Selected passage: Begin

I am in a process of integrating Terracotta with my project (a sensor node network simulator). About three weeks ago I found out about Terracotta from one of my colleagues. And now my application takes advantage of grid computing using Terracotta. Below I summarized some essential points of my experience with Terracotta.
The Terracotta site contains pretty detailed documentation. This article probably a good starting point for a developer Concept and Architecture Guide
When you are stuck with a problem and found no answer in the documentation, the Terracotta community forum is a good place to ask questions. It seems that Terracotta developers check it on a regular basis and pretty responsive.
Even though Terracotta is running under JVM and it is advertised that it is only a matter of configuration to make you application running in a cluster, you should be ready that it may require to introduce some serious changes in you application to make it perform reasonably well. E.g. I had to completely rewrite synchronization logic of my application.

Selected passage: End
Record set: Begin

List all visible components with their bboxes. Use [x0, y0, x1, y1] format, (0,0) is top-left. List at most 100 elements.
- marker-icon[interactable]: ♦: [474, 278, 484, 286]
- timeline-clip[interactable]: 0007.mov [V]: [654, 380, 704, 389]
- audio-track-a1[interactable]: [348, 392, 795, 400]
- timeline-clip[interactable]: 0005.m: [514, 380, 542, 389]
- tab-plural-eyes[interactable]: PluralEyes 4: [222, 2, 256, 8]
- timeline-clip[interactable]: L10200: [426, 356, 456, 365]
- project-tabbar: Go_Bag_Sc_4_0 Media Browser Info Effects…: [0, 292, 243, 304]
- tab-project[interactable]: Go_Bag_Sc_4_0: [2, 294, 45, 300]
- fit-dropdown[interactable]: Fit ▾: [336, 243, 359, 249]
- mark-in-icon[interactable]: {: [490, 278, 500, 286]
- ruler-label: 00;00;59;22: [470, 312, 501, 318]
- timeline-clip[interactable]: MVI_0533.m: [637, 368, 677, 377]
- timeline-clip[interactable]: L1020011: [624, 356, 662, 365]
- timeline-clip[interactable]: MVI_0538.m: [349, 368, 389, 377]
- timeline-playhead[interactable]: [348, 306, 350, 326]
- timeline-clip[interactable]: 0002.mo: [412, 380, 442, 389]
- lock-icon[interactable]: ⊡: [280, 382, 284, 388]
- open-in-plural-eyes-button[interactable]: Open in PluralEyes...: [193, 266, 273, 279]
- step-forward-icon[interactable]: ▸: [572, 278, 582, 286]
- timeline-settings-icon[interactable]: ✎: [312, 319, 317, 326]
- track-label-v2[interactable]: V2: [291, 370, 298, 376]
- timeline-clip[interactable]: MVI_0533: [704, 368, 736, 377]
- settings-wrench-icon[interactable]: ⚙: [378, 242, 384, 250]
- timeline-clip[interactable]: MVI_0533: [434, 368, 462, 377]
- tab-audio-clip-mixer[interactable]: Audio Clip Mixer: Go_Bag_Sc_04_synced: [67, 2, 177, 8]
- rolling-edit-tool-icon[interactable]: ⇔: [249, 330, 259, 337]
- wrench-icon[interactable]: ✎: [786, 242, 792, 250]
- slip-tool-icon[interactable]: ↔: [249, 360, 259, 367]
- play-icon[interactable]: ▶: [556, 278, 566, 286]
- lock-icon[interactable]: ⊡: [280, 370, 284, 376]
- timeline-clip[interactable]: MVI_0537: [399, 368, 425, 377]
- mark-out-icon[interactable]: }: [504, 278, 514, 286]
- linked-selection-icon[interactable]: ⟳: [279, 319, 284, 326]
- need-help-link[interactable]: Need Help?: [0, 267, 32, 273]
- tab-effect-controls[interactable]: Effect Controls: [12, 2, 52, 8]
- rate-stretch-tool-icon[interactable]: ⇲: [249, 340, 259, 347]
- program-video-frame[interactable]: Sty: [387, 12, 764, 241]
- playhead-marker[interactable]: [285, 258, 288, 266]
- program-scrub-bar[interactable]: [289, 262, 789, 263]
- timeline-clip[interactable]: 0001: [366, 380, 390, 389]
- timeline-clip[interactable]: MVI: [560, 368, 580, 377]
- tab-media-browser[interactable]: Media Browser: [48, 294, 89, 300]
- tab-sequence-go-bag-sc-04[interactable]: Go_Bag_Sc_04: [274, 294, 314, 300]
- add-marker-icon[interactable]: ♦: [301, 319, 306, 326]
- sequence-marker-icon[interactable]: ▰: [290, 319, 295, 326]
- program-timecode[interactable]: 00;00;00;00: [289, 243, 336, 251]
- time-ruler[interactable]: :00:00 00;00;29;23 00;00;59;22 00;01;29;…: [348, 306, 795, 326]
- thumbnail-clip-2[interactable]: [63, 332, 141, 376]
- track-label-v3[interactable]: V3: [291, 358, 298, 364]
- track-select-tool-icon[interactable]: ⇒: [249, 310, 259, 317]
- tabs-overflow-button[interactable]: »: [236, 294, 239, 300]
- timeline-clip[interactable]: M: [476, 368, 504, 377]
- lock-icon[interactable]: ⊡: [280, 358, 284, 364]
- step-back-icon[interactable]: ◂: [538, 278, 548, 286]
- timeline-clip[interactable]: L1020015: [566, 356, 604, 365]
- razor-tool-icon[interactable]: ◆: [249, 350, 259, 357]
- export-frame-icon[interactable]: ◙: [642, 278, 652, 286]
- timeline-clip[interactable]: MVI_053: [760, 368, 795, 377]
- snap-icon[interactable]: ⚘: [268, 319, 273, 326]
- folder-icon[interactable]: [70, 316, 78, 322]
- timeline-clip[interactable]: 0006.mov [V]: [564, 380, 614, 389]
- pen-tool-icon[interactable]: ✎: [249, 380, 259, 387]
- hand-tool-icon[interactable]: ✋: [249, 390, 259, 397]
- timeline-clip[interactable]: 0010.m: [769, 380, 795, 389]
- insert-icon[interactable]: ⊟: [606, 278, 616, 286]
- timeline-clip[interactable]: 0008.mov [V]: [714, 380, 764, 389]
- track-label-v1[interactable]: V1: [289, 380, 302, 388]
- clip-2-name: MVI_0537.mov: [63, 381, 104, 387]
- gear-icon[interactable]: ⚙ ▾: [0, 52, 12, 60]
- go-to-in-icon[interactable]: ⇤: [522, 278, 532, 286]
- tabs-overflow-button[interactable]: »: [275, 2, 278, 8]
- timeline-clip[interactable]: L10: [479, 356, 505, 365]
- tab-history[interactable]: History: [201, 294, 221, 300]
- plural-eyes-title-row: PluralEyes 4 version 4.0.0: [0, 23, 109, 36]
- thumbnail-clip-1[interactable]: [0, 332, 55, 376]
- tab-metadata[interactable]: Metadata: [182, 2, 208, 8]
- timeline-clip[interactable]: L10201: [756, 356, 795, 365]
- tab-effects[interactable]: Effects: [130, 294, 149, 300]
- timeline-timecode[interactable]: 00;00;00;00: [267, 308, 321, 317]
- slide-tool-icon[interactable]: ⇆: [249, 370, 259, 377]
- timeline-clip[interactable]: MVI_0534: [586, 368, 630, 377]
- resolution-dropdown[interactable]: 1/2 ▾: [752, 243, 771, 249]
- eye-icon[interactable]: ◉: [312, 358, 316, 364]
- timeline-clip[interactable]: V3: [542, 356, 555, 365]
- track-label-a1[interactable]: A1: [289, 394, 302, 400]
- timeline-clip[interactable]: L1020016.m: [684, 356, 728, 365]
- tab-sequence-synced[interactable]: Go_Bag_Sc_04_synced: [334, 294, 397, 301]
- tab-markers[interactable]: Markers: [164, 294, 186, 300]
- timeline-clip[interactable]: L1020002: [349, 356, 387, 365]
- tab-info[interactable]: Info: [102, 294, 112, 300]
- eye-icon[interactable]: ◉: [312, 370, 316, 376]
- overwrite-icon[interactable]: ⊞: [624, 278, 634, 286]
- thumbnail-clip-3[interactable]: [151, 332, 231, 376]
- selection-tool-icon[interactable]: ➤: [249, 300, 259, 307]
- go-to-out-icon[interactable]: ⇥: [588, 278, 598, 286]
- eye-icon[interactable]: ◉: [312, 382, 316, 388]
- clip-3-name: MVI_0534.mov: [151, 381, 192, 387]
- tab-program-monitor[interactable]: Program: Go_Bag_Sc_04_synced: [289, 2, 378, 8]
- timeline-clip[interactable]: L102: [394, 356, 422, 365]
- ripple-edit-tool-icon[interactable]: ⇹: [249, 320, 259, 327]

Record set: End

• **Exercise**
Retype the Terracotta post above word for word, between "The Terracotta site" and "and pretty responsive.", inclusive.

• **Exercise output**
The Terracotta site contains pretty detailed documentation. This article probably a good starting point for a developer Concept and Architecture Guide
When you are stuck with a problem and found no answer in the documentation, the Terracotta community forum is a good place to ask questions. It seems that Terracotta developers check it on a regular basis and pretty responsive.